>> Start
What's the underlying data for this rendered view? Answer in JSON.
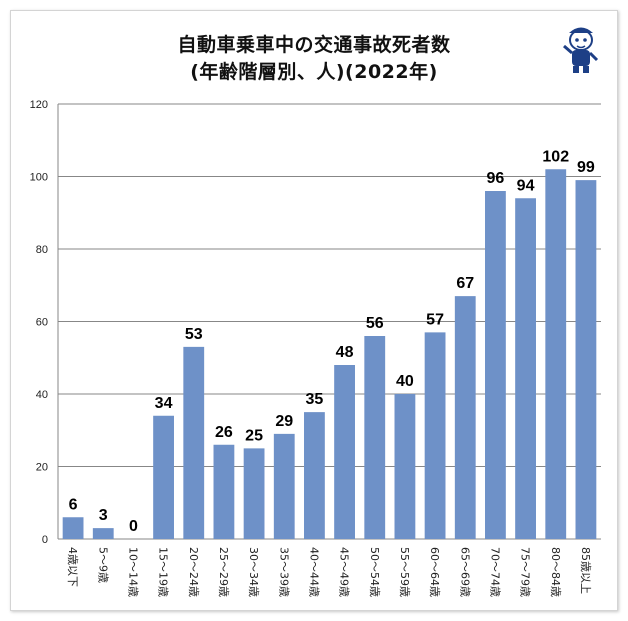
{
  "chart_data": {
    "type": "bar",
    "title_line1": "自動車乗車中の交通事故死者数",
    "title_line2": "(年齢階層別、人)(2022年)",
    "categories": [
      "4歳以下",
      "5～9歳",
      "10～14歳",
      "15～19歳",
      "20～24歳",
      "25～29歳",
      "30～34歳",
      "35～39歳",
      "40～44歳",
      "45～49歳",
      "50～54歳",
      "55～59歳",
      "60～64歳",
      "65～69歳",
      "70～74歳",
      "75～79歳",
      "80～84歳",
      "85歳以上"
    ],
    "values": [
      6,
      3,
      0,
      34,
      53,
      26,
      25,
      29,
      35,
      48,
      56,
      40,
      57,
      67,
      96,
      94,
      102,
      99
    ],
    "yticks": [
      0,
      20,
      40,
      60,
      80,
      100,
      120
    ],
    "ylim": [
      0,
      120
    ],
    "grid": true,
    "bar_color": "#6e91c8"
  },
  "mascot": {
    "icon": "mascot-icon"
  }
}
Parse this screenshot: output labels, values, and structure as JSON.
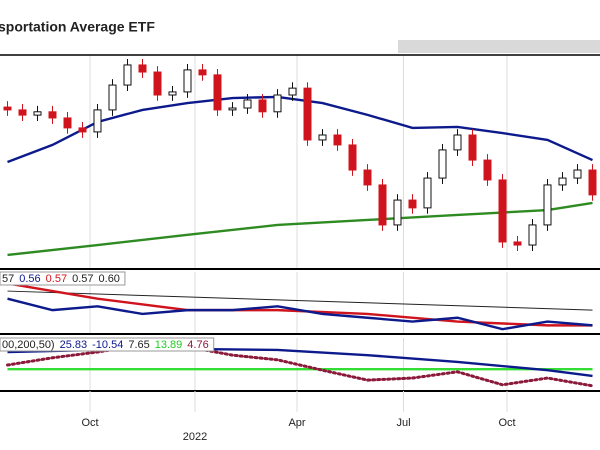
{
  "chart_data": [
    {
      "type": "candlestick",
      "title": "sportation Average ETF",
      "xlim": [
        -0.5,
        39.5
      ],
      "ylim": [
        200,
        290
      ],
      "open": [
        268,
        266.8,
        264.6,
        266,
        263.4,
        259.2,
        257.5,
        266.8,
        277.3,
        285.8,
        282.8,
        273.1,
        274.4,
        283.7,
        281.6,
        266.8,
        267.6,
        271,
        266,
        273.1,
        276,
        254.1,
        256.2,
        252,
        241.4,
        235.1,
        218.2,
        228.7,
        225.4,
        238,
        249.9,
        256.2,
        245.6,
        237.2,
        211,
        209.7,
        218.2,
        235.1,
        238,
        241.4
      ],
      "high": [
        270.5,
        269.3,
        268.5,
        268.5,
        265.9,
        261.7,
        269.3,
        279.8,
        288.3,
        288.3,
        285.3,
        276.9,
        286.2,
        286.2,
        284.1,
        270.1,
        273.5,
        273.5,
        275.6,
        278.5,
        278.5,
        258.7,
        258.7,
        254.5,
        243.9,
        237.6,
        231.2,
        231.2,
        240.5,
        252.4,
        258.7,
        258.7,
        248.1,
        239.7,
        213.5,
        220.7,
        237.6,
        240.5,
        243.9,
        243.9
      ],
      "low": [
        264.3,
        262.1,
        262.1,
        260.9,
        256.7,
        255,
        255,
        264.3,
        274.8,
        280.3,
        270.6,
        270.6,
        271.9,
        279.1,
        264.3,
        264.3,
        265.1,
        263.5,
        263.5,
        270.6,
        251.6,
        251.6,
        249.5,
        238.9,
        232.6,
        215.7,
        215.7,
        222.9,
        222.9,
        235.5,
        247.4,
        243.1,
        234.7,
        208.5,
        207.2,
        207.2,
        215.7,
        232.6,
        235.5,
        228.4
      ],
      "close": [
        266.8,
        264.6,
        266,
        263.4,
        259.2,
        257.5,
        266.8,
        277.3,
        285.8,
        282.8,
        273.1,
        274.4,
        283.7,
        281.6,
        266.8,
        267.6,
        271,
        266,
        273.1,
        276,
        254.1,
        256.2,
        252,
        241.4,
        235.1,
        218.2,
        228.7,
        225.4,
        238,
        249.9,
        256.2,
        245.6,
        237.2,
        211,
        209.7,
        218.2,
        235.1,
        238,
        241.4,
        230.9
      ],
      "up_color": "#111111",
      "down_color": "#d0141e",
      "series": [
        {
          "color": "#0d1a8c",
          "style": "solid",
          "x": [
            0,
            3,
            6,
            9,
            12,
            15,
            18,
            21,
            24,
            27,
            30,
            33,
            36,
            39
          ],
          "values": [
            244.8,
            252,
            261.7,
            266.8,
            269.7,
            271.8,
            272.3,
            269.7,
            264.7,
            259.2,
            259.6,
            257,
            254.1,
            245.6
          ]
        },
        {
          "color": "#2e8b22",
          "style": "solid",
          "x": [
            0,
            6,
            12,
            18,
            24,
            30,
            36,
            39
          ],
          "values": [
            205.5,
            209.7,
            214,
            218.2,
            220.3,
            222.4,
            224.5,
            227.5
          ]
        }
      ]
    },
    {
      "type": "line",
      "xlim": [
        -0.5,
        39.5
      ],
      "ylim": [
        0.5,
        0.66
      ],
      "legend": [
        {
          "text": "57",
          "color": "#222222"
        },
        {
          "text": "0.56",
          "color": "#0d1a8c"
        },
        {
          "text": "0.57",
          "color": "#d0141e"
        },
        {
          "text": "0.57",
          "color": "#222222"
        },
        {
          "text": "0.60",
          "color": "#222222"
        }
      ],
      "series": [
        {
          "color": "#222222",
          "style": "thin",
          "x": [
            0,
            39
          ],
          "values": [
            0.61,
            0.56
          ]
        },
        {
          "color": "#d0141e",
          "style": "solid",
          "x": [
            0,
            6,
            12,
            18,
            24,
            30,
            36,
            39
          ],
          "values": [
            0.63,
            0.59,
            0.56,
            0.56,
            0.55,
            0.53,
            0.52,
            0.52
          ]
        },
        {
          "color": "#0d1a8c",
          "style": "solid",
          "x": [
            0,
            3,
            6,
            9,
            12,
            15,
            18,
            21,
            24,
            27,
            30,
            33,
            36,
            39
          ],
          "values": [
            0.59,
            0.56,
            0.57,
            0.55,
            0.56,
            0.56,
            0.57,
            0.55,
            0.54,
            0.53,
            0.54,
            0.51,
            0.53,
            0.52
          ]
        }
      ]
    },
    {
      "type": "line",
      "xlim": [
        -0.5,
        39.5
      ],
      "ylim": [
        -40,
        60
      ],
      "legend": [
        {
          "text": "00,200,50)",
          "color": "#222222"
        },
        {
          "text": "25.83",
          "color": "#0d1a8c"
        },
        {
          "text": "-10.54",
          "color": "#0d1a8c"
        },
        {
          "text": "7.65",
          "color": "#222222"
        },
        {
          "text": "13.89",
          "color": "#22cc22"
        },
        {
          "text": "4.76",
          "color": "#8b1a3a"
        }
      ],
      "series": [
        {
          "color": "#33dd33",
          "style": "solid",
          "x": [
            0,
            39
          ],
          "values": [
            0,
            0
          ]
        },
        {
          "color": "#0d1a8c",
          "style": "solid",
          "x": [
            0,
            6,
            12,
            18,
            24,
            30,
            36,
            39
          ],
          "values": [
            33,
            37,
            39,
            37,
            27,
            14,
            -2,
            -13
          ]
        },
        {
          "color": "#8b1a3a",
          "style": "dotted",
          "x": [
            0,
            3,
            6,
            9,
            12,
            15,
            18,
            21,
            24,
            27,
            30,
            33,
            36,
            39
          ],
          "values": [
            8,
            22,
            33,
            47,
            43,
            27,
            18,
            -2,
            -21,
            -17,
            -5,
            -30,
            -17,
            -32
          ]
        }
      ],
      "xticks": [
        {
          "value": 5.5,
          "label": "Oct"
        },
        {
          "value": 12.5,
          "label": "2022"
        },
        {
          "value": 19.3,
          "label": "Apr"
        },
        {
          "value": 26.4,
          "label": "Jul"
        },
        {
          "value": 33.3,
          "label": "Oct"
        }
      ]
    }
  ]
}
>> End
>> Start
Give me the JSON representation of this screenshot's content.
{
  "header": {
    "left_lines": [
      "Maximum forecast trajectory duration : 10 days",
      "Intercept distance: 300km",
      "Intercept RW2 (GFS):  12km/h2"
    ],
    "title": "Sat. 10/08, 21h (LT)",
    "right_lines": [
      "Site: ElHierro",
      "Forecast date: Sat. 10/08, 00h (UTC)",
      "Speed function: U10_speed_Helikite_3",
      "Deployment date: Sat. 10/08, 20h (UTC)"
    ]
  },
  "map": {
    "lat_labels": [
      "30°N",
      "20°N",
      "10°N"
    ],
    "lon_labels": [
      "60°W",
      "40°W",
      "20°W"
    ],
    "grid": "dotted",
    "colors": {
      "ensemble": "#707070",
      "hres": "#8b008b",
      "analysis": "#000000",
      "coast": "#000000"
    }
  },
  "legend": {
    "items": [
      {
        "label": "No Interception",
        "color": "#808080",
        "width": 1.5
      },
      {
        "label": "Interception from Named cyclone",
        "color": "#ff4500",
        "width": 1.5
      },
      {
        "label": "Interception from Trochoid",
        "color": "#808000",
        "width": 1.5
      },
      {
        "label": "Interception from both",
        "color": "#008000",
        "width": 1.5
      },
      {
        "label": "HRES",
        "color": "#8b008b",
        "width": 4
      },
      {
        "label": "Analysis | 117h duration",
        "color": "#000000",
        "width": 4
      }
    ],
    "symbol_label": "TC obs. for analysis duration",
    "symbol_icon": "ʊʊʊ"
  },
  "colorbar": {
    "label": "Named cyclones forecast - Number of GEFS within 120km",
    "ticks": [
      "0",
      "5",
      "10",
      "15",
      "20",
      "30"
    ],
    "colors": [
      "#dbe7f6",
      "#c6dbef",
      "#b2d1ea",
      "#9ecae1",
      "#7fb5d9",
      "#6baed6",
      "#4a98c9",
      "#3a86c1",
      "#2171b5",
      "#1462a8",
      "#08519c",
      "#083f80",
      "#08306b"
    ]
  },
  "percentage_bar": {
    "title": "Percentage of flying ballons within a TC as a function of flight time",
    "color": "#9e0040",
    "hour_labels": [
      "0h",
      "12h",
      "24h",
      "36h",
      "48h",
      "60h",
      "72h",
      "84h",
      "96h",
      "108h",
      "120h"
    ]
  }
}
>> End
» Task to complete
In the material above, how many lines hold the word "JSON"? Say only the number.

» Final answer
3